◆ **WHAT YOU SHOULD DO**
Copy all lines in which the word "name" can be found.

━━━━━━━━━━

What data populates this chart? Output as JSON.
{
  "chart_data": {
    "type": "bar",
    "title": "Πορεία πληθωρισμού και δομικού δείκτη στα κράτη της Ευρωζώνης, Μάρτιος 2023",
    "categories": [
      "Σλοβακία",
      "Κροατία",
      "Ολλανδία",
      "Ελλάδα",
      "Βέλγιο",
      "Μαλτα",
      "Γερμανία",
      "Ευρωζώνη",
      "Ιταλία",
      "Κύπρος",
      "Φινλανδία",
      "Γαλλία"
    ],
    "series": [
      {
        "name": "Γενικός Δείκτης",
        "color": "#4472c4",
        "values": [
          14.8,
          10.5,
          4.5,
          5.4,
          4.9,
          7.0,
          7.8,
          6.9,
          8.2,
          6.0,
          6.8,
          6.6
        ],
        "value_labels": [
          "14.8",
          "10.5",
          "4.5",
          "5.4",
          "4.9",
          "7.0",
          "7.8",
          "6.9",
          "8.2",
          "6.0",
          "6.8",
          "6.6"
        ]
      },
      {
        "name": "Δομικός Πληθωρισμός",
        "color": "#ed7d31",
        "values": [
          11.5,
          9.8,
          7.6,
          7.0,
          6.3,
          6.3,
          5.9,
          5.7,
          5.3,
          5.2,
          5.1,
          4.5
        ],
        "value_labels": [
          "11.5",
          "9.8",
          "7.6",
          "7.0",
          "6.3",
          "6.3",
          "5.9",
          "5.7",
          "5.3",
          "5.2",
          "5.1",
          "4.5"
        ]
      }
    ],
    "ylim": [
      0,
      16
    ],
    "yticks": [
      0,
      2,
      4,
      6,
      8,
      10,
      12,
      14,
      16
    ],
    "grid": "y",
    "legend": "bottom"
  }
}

━━━━━━━━━━

◆ **FULL OUTPUT**
        "name": "Γενικός Δείκτης",
        "name": "Δομικός Πληθωρισμός",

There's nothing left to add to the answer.